[start]

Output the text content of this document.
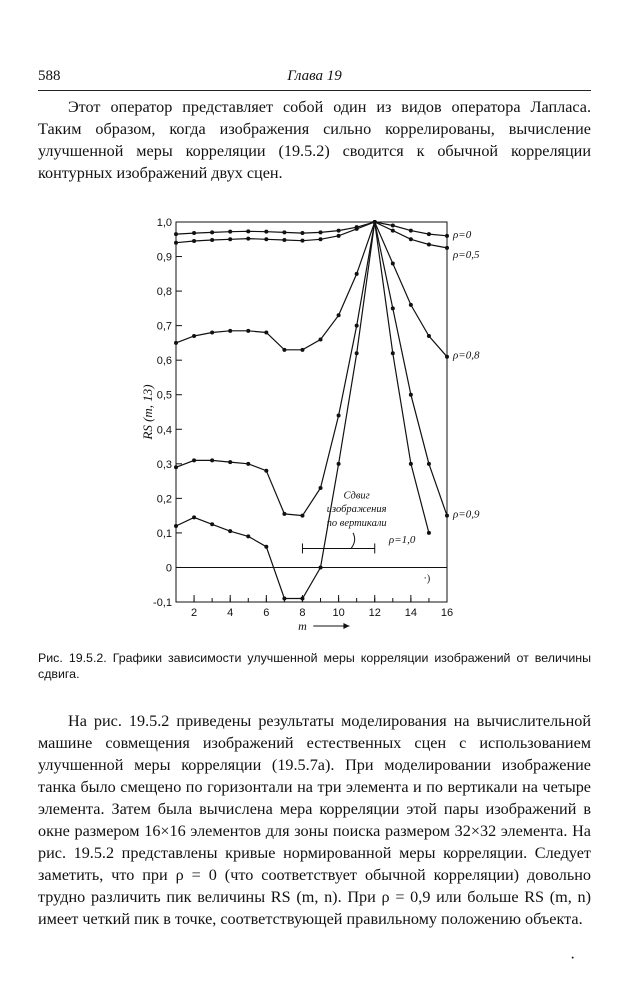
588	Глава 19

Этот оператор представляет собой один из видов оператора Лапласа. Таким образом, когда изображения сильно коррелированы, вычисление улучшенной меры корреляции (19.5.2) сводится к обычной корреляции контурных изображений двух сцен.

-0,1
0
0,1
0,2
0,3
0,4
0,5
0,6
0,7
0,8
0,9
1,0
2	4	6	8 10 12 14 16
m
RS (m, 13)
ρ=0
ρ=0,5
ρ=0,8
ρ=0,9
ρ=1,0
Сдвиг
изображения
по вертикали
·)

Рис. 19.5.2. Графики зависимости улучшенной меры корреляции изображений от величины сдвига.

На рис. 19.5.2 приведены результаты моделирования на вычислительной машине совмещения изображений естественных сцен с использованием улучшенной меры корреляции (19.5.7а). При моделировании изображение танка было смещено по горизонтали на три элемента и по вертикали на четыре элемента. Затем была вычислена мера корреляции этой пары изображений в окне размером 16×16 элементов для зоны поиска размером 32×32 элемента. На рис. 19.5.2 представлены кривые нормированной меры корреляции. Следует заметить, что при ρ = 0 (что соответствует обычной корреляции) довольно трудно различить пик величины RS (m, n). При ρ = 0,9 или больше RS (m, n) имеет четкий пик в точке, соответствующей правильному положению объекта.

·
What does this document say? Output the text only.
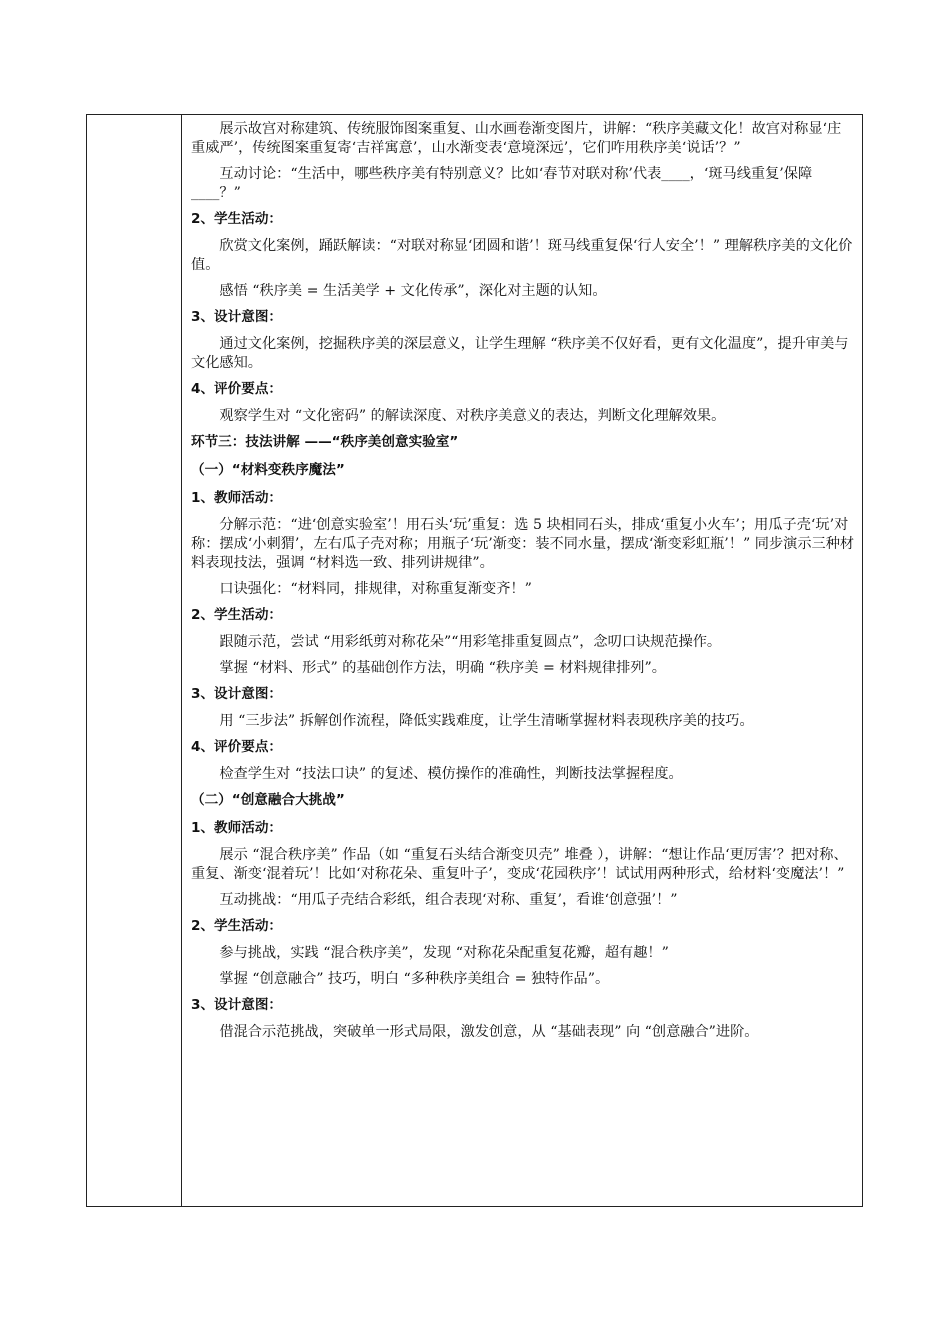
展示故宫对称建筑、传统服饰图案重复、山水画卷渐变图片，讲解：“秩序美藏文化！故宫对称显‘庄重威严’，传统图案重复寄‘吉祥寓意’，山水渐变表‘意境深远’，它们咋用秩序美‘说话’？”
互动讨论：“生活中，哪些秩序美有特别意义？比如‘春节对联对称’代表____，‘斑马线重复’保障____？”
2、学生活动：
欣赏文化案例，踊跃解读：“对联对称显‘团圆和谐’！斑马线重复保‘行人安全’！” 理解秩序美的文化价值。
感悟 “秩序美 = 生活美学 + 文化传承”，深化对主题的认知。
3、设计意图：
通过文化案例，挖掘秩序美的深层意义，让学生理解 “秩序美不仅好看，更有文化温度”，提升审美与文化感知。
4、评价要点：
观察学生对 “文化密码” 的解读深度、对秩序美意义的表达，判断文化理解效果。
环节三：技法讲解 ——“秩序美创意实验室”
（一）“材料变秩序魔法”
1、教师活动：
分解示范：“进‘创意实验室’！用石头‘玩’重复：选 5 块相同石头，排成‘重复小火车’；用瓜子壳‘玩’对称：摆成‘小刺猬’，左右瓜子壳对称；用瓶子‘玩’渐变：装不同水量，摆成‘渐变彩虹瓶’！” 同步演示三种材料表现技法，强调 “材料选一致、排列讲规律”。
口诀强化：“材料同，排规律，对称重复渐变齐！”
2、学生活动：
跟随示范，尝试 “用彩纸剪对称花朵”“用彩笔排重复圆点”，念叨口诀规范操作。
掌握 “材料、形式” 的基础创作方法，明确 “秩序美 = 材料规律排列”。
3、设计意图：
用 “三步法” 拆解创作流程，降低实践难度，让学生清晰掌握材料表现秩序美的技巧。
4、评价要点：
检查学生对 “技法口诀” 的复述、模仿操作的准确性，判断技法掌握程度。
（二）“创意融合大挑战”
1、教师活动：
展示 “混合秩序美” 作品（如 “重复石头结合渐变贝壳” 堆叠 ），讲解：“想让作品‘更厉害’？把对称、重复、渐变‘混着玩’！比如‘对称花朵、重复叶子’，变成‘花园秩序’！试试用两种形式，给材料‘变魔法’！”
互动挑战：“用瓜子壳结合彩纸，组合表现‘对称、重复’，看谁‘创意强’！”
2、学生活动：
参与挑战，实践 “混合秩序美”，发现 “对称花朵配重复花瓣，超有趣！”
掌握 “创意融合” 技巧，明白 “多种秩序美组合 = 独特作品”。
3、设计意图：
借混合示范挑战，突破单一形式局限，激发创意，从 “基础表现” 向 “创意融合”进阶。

[end]

# Written request
Copy each line of the preceding data that contains the string "text".

# Correct response
Output the text content of this document.
What does this document say? Output the text only.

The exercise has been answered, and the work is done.